- [Material]

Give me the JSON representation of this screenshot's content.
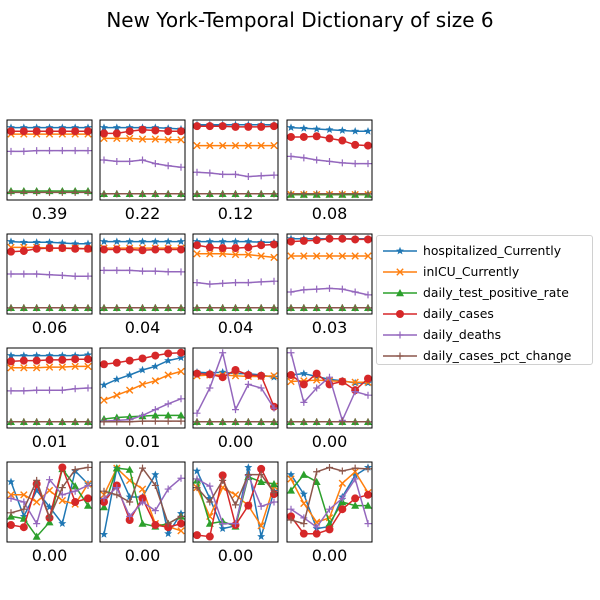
{
  "title": "New York-Temporal Dictionary of size 6",
  "legend": [
    {
      "label": "hospitalized_Currently",
      "color": "#1f77b4",
      "marker": "star"
    },
    {
      "label": "inICU_Currently",
      "color": "#ff7f0e",
      "marker": "x"
    },
    {
      "label": "daily_test_positive_rate",
      "color": "#2ca02c",
      "marker": "triangle"
    },
    {
      "label": "daily_cases",
      "color": "#d62728",
      "marker": "circle"
    },
    {
      "label": "daily_deaths",
      "color": "#9467bd",
      "marker": "plus"
    },
    {
      "label": "daily_cases_pct_change",
      "color": "#8c564b",
      "marker": "plus"
    }
  ],
  "chart_data": {
    "type": "line",
    "grid": false,
    "legend_position": "right",
    "x": [
      0,
      1,
      2,
      3,
      4,
      5,
      6
    ],
    "ylim": [
      0,
      1
    ],
    "series_order": [
      "hospitalized_Currently",
      "inICU_Currently",
      "daily_test_positive_rate",
      "daily_cases",
      "daily_deaths",
      "daily_cases_pct_change"
    ],
    "subplots": [
      {
        "label": "0.39",
        "values": [
          [
            0.95,
            0.95,
            0.95,
            0.95,
            0.95,
            0.95,
            0.95
          ],
          [
            0.86,
            0.86,
            0.86,
            0.86,
            0.86,
            0.86,
            0.86
          ],
          [
            0.07,
            0.07,
            0.07,
            0.07,
            0.07,
            0.07,
            0.07
          ],
          [
            0.9,
            0.9,
            0.9,
            0.9,
            0.9,
            0.9,
            0.9
          ],
          [
            0.62,
            0.62,
            0.63,
            0.63,
            0.63,
            0.63,
            0.63
          ],
          [
            0.05,
            0.05,
            0.05,
            0.05,
            0.05,
            0.05,
            0.05
          ]
        ]
      },
      {
        "label": "0.22",
        "values": [
          [
            0.95,
            0.95,
            0.95,
            0.95,
            0.95,
            0.94,
            0.93
          ],
          [
            0.8,
            0.8,
            0.8,
            0.79,
            0.79,
            0.78,
            0.78
          ],
          [
            0.03,
            0.03,
            0.03,
            0.03,
            0.03,
            0.03,
            0.03
          ],
          [
            0.87,
            0.87,
            0.9,
            0.92,
            0.91,
            0.9,
            0.9
          ],
          [
            0.5,
            0.48,
            0.48,
            0.5,
            0.45,
            0.42,
            0.4
          ],
          [
            0.03,
            0.03,
            0.03,
            0.03,
            0.03,
            0.03,
            0.03
          ]
        ]
      },
      {
        "label": "0.12",
        "values": [
          [
            0.99,
            0.99,
            0.99,
            0.99,
            0.99,
            0.99,
            0.99
          ],
          [
            0.7,
            0.7,
            0.7,
            0.7,
            0.7,
            0.7,
            0.7
          ],
          [
            0.03,
            0.03,
            0.03,
            0.03,
            0.03,
            0.03,
            0.03
          ],
          [
            0.97,
            0.97,
            0.97,
            0.96,
            0.96,
            0.96,
            0.97
          ],
          [
            0.33,
            0.32,
            0.3,
            0.3,
            0.27,
            0.28,
            0.29
          ],
          [
            0.03,
            0.03,
            0.03,
            0.03,
            0.03,
            0.03,
            0.03
          ]
        ]
      },
      {
        "label": "0.08",
        "values": [
          [
            0.95,
            0.94,
            0.93,
            0.92,
            0.91,
            0.9,
            0.9
          ],
          [
            0.02,
            0.02,
            0.02,
            0.02,
            0.02,
            0.02,
            0.02
          ],
          [
            0.02,
            0.02,
            0.02,
            0.02,
            0.02,
            0.02,
            0.02
          ],
          [
            0.82,
            0.82,
            0.83,
            0.8,
            0.77,
            0.71,
            0.7
          ],
          [
            0.55,
            0.53,
            0.5,
            0.48,
            0.46,
            0.45,
            0.45
          ],
          [
            0.03,
            0.03,
            0.03,
            0.03,
            0.03,
            0.03,
            0.03
          ]
        ]
      },
      {
        "label": "0.06",
        "values": [
          [
            0.95,
            0.94,
            0.94,
            0.94,
            0.93,
            0.92,
            0.92
          ],
          [
            0.87,
            0.87,
            0.87,
            0.86,
            0.86,
            0.86,
            0.85
          ],
          [
            0.03,
            0.03,
            0.03,
            0.03,
            0.03,
            0.03,
            0.03
          ],
          [
            0.81,
            0.82,
            0.85,
            0.86,
            0.86,
            0.85,
            0.85
          ],
          [
            0.5,
            0.5,
            0.5,
            0.49,
            0.48,
            0.47,
            0.47
          ],
          [
            0.03,
            0.03,
            0.03,
            0.03,
            0.03,
            0.03,
            0.03
          ]
        ]
      },
      {
        "label": "0.04",
        "values": [
          [
            0.95,
            0.95,
            0.95,
            0.95,
            0.95,
            0.95,
            0.95
          ],
          [
            0.86,
            0.86,
            0.86,
            0.86,
            0.86,
            0.86,
            0.86
          ],
          [
            0.03,
            0.03,
            0.03,
            0.03,
            0.03,
            0.03,
            0.03
          ],
          [
            0.84,
            0.84,
            0.84,
            0.83,
            0.84,
            0.84,
            0.84
          ],
          [
            0.55,
            0.55,
            0.55,
            0.54,
            0.54,
            0.53,
            0.53
          ],
          [
            0.03,
            0.03,
            0.03,
            0.03,
            0.03,
            0.03,
            0.03
          ]
        ]
      },
      {
        "label": "0.04",
        "values": [
          [
            0.95,
            0.95,
            0.95,
            0.95,
            0.95,
            0.94,
            0.94
          ],
          [
            0.78,
            0.78,
            0.78,
            0.77,
            0.77,
            0.75,
            0.73
          ],
          [
            0.03,
            0.03,
            0.03,
            0.03,
            0.03,
            0.03,
            0.03
          ],
          [
            0.9,
            0.87,
            0.86,
            0.86,
            0.87,
            0.9,
            0.91
          ],
          [
            0.38,
            0.36,
            0.37,
            0.38,
            0.38,
            0.39,
            0.4
          ],
          [
            0.03,
            0.03,
            0.03,
            0.03,
            0.03,
            0.03,
            0.03
          ]
        ]
      },
      {
        "label": "0.03",
        "values": [
          [
            0.99,
            0.99,
            0.99,
            0.99,
            0.99,
            0.99,
            0.99
          ],
          [
            0.75,
            0.75,
            0.75,
            0.75,
            0.75,
            0.75,
            0.75
          ],
          [
            0.03,
            0.03,
            0.03,
            0.03,
            0.03,
            0.03,
            0.03
          ],
          [
            0.95,
            0.96,
            0.97,
            0.99,
            0.99,
            0.98,
            0.98
          ],
          [
            0.25,
            0.28,
            0.29,
            0.3,
            0.29,
            0.25,
            0.21
          ],
          [
            0.03,
            0.03,
            0.03,
            0.03,
            0.03,
            0.03,
            0.03
          ]
        ]
      },
      {
        "label": "0.01",
        "values": [
          [
            0.95,
            0.95,
            0.95,
            0.95,
            0.95,
            0.95,
            0.96
          ],
          [
            0.78,
            0.78,
            0.78,
            0.79,
            0.79,
            0.8,
            0.8
          ],
          [
            0.03,
            0.03,
            0.03,
            0.03,
            0.03,
            0.03,
            0.03
          ],
          [
            0.87,
            0.88,
            0.88,
            0.89,
            0.89,
            0.9,
            0.9
          ],
          [
            0.46,
            0.46,
            0.47,
            0.47,
            0.47,
            0.49,
            0.5
          ],
          [
            0.03,
            0.03,
            0.03,
            0.03,
            0.03,
            0.03,
            0.03
          ]
        ]
      },
      {
        "label": "0.01",
        "values": [
          [
            0.54,
            0.62,
            0.68,
            0.75,
            0.8,
            0.88,
            0.92
          ],
          [
            0.33,
            0.4,
            0.47,
            0.55,
            0.6,
            0.68,
            0.73
          ],
          [
            0.07,
            0.09,
            0.1,
            0.11,
            0.12,
            0.12,
            0.12
          ],
          [
            0.83,
            0.85,
            0.88,
            0.91,
            0.95,
            0.98,
            0.99
          ],
          [
            0.04,
            0.05,
            0.06,
            0.12,
            0.2,
            0.28,
            0.35
          ],
          [
            0.03,
            0.03,
            0.03,
            0.04,
            0.04,
            0.04,
            0.04
          ]
        ]
      },
      {
        "label": "0.00",
        "values": [
          [
            0.72,
            0.71,
            0.72,
            0.7,
            0.7,
            0.68,
            0.65
          ],
          [
            0.67,
            0.68,
            0.68,
            0.67,
            0.66,
            0.66,
            0.67
          ],
          [
            0.03,
            0.03,
            0.03,
            0.03,
            0.03,
            0.03,
            0.03
          ],
          [
            0.7,
            0.69,
            0.65,
            0.75,
            0.68,
            0.67,
            0.24
          ],
          [
            0.15,
            0.5,
            0.99,
            0.2,
            0.55,
            0.5,
            0.22
          ],
          [
            0.03,
            0.03,
            0.03,
            0.03,
            0.03,
            0.03,
            0.03
          ]
        ]
      },
      {
        "label": "0.00",
        "values": [
          [
            0.68,
            0.7,
            0.66,
            0.62,
            0.6,
            0.57,
            0.57
          ],
          [
            0.59,
            0.6,
            0.61,
            0.6,
            0.59,
            0.58,
            0.58
          ],
          [
            0.03,
            0.03,
            0.03,
            0.03,
            0.03,
            0.03,
            0.03
          ],
          [
            0.68,
            0.55,
            0.7,
            0.55,
            0.59,
            0.47,
            0.63
          ],
          [
            0.99,
            0.3,
            0.5,
            0.65,
            0.05,
            0.45,
            0.4
          ],
          [
            0.03,
            0.03,
            0.03,
            0.03,
            0.03,
            0.03,
            0.03
          ]
        ]
      },
      {
        "label": "0.00",
        "values": [
          [
            0.78,
            0.3,
            0.66,
            0.43,
            0.2,
            0.93,
            0.75
          ],
          [
            0.6,
            0.6,
            0.5,
            0.66,
            0.52,
            0.47,
            0.75
          ],
          [
            0.3,
            0.27,
            0.02,
            0.22,
            0.96,
            0.72,
            0.45
          ],
          [
            0.18,
            0.15,
            0.75,
            0.28,
            0.98,
            0.5,
            0.55
          ],
          [
            0.55,
            0.5,
            0.2,
            0.81,
            0.6,
            0.65,
            0.73
          ],
          [
            0.35,
            0.4,
            0.8,
            0.28,
            0.7,
            0.95,
            0.98
          ]
        ]
      },
      {
        "label": "0.00",
        "values": [
          [
            0.05,
            0.97,
            0.57,
            0.57,
            0.88,
            0.06,
            0.34
          ],
          [
            0.6,
            0.97,
            0.8,
            0.68,
            0.2,
            0.16,
            0.1
          ],
          [
            0.43,
            0.97,
            0.95,
            0.2,
            0.16,
            0.2,
            0.3
          ],
          [
            0.5,
            0.73,
            0.25,
            0.55,
            0.18,
            0.15,
            0.2
          ],
          [
            0.55,
            0.7,
            0.3,
            0.5,
            0.38,
            0.68,
            0.83
          ],
          [
            0.65,
            0.6,
            0.5,
            0.97,
            0.73,
            0.2,
            0.3
          ]
        ]
      },
      {
        "label": "0.00",
        "values": [
          [
            0.93,
            0.55,
            0.13,
            0.17,
            0.98,
            0.02,
            0.65
          ],
          [
            0.7,
            0.3,
            0.7,
            0.6,
            0.45,
            0.17,
            0.72
          ],
          [
            0.8,
            0.2,
            0.23,
            0.16,
            0.85,
            0.78,
            0.75
          ],
          [
            0.04,
            0.02,
            0.87,
            0.18,
            0.45,
            0.96,
            0.61
          ],
          [
            0.82,
            0.72,
            0.2,
            0.2,
            0.87,
            0.44,
            0.5
          ],
          [
            0.7,
            0.5,
            0.8,
            0.46,
            0.88,
            0.88,
            0.63
          ]
        ]
      },
      {
        "label": "0.00",
        "values": [
          [
            0.88,
            0.61,
            0.13,
            0.16,
            0.57,
            0.87,
            0.98
          ],
          [
            0.82,
            0.48,
            0.22,
            0.28,
            0.76,
            0.92,
            0.63
          ],
          [
            0.66,
            0.88,
            0.78,
            0.2,
            0.5,
            0.45,
            0.45
          ],
          [
            0.3,
            0.06,
            0.06,
            0.12,
            0.4,
            0.55,
            0.6
          ],
          [
            0.4,
            0.28,
            0.15,
            0.4,
            0.55,
            0.82,
            0.2
          ],
          [
            0.25,
            0.2,
            0.92,
            0.98,
            0.93,
            0.97,
            0.96
          ]
        ]
      }
    ]
  }
}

- [What to do]
Above are the records. Copy every line in them holding "color".

- [Answer to the exercise]
      "color": "#1f77b4",
      "color": "#ff7f0e",
      "color": "#2ca02c",
      "color": "#d62728",
      "color": "#9467bd",
      "color": "#8c564b",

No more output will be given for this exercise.